-- BEGIN DATA FOR PROCESSING --

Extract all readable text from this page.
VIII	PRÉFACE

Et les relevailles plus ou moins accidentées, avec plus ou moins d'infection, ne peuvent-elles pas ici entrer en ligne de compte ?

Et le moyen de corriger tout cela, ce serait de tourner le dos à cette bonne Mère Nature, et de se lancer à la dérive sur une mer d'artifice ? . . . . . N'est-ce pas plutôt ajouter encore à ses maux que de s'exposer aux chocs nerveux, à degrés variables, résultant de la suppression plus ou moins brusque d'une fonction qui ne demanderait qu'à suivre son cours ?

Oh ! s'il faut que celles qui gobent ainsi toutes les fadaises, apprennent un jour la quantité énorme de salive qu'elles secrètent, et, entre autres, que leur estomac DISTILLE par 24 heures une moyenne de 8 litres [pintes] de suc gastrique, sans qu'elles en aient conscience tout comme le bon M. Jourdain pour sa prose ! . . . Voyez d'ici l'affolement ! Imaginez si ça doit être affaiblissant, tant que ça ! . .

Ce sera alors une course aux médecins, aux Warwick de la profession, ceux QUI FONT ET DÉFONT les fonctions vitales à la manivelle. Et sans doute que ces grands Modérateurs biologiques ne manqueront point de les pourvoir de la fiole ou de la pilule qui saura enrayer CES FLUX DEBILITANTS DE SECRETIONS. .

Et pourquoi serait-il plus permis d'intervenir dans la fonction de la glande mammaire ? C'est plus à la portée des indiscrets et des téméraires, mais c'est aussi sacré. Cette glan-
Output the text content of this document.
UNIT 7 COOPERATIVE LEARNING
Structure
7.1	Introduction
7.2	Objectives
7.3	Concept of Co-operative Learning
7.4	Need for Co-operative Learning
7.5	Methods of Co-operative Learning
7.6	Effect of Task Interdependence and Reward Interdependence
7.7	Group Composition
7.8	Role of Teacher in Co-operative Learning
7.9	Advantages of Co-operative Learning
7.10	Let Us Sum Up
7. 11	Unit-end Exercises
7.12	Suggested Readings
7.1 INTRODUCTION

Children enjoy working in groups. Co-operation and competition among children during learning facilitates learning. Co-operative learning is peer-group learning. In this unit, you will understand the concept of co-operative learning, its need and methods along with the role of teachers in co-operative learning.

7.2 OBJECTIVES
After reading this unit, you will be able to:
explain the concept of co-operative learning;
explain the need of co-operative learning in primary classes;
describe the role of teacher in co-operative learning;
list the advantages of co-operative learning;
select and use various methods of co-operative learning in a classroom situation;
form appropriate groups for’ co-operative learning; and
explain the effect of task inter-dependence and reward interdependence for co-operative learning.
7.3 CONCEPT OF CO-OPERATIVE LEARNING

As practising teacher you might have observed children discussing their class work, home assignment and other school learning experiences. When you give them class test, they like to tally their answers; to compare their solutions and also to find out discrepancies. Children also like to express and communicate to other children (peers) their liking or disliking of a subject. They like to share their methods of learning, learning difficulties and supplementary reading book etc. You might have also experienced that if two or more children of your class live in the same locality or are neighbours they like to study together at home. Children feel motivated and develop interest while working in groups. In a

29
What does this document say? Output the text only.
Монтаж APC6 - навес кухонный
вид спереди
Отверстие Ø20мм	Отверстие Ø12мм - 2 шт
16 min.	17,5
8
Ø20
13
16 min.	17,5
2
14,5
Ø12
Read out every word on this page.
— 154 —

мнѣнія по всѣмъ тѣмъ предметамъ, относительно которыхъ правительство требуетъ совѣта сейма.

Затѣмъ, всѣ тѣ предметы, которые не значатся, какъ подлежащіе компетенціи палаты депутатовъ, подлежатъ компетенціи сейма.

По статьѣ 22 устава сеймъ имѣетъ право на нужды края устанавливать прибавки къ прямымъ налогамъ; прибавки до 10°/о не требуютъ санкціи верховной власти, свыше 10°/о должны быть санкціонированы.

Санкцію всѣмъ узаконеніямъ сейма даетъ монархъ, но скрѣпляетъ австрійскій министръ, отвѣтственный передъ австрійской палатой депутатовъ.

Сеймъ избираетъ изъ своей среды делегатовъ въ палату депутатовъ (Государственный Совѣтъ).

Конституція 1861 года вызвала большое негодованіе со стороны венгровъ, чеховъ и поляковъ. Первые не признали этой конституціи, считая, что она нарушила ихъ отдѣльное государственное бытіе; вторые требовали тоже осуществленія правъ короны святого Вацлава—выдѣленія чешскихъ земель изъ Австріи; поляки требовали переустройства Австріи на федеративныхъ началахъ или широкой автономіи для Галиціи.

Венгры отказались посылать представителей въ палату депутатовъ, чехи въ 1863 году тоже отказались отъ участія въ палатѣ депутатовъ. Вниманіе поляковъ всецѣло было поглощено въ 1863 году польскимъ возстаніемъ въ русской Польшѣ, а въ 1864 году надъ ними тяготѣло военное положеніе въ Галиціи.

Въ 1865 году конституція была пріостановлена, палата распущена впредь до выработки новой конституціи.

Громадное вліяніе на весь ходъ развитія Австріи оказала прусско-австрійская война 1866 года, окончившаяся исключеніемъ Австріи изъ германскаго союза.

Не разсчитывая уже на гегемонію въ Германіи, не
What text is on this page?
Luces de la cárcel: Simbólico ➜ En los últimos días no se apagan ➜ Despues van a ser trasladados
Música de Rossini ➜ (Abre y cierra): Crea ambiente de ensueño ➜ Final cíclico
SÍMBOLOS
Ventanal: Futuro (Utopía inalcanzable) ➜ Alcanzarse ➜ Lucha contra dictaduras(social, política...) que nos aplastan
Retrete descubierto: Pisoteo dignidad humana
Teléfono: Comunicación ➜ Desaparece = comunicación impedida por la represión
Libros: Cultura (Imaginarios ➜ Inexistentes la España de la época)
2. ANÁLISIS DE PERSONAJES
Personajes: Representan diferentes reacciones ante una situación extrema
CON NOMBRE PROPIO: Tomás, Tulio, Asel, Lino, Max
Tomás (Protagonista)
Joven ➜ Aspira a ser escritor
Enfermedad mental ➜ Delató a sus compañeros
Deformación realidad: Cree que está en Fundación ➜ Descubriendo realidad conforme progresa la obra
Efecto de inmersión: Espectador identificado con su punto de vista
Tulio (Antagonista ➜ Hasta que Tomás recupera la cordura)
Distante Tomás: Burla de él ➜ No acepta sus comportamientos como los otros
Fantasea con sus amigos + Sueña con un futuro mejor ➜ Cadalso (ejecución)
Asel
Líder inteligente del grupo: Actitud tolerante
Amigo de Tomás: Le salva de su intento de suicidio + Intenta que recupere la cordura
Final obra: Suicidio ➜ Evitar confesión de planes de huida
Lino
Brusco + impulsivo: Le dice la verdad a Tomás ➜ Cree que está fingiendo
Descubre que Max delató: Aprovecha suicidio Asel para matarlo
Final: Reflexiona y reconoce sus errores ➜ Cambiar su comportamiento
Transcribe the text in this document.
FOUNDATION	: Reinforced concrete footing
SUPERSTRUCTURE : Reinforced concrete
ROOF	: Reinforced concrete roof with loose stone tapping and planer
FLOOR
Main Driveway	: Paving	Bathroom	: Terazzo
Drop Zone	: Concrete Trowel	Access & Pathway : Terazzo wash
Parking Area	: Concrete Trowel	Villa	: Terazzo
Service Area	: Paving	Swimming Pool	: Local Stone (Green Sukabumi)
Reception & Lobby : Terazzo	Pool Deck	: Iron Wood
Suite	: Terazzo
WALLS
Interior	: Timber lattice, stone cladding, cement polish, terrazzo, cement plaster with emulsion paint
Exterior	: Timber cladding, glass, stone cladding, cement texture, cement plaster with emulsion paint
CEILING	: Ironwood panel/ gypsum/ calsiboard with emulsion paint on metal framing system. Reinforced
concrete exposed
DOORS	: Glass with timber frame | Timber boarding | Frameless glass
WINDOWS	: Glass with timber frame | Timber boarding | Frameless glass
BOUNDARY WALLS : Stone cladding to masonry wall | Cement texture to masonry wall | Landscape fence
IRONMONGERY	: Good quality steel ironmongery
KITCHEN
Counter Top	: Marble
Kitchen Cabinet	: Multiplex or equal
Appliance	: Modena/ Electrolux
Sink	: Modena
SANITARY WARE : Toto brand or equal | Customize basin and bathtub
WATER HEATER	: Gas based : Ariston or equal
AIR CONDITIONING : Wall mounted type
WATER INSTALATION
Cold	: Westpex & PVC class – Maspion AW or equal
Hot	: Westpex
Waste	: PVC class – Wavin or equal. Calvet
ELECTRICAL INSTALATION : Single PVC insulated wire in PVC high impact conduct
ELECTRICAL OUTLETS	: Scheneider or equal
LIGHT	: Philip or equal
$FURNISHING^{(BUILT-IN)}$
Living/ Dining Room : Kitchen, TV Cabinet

-- END DATA FOR PROCESSING --

* [SET PROBLEM] Copy each line holding the word "está" from the listing above.

* [TASK OUTPUT]
Deformación realidad: Cree que está en Fundación ➜ Descubriendo realidad conforme progresa la obra
Brusco + impulsivo: Le dice la verdad a Tomás ➜ Cree que está fingiendo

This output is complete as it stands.